- [Available data]
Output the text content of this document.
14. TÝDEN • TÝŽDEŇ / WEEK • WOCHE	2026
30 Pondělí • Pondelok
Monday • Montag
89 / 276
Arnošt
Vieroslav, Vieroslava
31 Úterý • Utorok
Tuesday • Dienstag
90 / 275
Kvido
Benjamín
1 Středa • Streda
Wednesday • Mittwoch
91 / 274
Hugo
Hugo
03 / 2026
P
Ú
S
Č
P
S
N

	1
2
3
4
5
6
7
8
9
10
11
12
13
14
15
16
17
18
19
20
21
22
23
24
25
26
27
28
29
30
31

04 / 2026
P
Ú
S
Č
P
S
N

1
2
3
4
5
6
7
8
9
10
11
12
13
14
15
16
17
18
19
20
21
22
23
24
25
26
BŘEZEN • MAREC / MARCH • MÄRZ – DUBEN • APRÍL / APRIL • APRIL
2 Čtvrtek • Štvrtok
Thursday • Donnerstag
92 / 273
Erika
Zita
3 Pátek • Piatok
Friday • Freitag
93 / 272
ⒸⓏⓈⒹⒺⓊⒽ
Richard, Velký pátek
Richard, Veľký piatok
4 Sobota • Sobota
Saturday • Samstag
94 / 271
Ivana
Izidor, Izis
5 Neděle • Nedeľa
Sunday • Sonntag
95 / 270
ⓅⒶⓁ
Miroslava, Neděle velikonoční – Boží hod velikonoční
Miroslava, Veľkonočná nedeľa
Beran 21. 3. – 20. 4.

==

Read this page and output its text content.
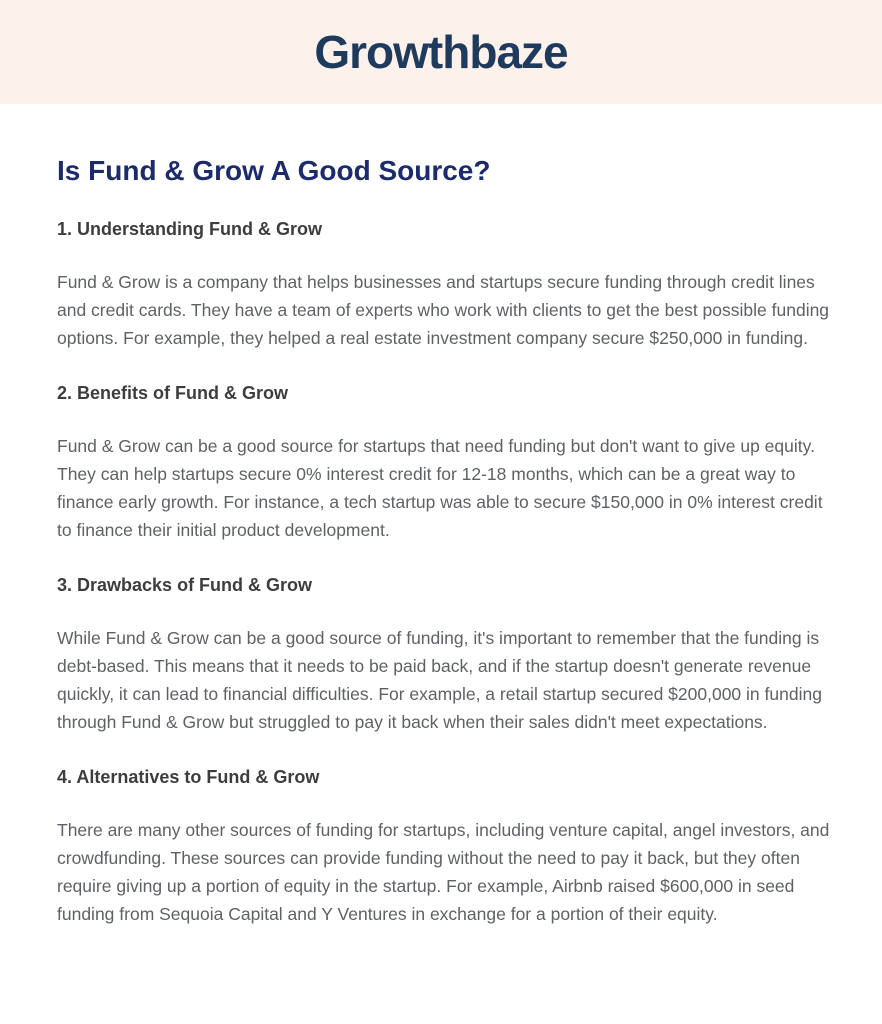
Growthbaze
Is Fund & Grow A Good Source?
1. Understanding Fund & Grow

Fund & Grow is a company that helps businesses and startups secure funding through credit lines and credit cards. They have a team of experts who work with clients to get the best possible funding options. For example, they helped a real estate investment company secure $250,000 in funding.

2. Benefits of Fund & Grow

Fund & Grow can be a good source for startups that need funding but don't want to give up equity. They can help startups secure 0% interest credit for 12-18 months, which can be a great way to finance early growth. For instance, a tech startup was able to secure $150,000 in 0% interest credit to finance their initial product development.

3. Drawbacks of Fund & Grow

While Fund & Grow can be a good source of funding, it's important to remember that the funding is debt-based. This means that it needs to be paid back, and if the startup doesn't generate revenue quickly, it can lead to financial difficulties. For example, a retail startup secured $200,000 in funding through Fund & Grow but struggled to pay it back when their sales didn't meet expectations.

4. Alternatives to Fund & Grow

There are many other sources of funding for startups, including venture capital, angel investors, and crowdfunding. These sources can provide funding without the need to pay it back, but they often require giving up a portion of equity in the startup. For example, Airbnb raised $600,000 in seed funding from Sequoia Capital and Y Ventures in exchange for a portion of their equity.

- [Problem to work on]
Copy out each line of the records where the string "content" appears.

- [Answer to the task]
Output the text content of this document.
Read this page and output its text content.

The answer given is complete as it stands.